STATED TASK » Collect each line of the records containing the string "реабилитации".

GIVEN DATA »
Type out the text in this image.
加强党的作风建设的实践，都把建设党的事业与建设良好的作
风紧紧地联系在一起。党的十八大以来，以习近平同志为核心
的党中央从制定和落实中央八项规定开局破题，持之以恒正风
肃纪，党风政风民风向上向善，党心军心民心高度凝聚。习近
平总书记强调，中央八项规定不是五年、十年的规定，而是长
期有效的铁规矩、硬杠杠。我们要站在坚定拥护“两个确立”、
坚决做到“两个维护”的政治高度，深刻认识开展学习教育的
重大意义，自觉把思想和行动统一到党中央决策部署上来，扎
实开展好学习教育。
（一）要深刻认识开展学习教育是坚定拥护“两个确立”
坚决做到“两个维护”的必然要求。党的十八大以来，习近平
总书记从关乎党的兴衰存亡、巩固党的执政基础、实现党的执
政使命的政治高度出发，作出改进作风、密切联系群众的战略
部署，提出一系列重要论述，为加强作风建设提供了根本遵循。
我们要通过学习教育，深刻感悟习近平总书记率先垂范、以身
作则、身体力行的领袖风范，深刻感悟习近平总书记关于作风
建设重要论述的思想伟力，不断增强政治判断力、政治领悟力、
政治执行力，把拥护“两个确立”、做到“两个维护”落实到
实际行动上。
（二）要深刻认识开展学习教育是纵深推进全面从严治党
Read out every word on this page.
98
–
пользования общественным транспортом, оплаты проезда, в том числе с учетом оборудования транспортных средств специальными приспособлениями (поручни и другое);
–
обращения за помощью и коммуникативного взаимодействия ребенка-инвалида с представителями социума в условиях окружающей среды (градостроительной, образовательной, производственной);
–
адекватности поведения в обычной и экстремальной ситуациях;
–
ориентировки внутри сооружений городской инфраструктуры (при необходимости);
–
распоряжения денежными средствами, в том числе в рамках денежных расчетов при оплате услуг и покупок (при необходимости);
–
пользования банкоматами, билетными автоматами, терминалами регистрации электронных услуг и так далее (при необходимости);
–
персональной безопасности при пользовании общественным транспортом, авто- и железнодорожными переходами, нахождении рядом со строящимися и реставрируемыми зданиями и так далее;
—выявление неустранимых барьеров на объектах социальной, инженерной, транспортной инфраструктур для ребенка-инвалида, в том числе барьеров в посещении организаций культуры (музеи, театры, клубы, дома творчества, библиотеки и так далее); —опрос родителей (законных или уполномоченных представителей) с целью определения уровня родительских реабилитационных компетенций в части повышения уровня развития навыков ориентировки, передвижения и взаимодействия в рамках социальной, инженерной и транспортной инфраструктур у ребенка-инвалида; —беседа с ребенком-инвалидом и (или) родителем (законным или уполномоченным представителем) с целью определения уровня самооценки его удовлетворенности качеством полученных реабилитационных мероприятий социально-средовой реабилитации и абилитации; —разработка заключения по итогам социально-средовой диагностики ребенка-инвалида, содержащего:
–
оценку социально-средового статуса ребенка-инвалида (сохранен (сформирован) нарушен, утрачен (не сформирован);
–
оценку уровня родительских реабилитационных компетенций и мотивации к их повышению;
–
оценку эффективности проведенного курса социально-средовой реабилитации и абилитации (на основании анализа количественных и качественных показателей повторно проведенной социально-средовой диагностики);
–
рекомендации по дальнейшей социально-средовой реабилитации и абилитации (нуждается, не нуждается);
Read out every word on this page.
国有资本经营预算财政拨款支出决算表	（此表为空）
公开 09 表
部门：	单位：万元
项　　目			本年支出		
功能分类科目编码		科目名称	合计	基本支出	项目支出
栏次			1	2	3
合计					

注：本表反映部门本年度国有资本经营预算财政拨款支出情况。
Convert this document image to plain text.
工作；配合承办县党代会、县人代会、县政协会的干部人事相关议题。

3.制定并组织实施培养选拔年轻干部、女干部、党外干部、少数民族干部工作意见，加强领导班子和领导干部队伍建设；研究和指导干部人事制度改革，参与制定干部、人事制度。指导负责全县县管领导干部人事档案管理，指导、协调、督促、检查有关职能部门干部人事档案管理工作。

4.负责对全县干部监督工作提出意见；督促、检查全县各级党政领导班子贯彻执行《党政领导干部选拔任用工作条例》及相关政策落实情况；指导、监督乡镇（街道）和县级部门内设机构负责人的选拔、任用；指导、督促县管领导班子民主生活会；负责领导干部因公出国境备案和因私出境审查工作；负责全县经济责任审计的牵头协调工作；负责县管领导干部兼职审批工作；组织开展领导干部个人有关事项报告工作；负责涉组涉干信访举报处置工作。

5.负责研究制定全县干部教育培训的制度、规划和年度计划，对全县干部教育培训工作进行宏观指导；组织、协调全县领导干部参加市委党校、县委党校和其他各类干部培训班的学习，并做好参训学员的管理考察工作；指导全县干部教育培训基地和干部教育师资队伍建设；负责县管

EXERCISE OUTPUT »
—выявление неустранимых барьеров на объектах социальной, инженерной, транспортной инфраструктур для ребенка-инвалида, в том числе барьеров в посещении организаций культуры (музеи, театры, клубы, дома творчества, библиотеки и так далее); —опрос родителей (законных или уполномоченных представителей) с целью определения уровня родительских реабилитационных компетенций в части повышения уровня развития навыков ориентировки, передвижения и взаимодействия в рамках социальной, инженерной и транспортной инфраструктур у ребенка-инвалида; —беседа с ребенком-инвалидом и (или) родителем (законным или уполномоченным представителем) с целью определения уровня самооценки его удовлетворенности качеством полученных реабилитационных мероприятий социально-средовой реабилитации и абилитации; —разработка заключения по итогам социально-средовой диагностики ребенка-инвалида, содержащего:
оценку эффективности проведенного курса социально-средовой реабилитации и абилитации (на основании анализа количественных и качественных показателей повторно проведенной социально-средовой диагностики);
рекомендации по дальнейшей социально-средовой реабилитации и абилитации (нуждается, не нуждается);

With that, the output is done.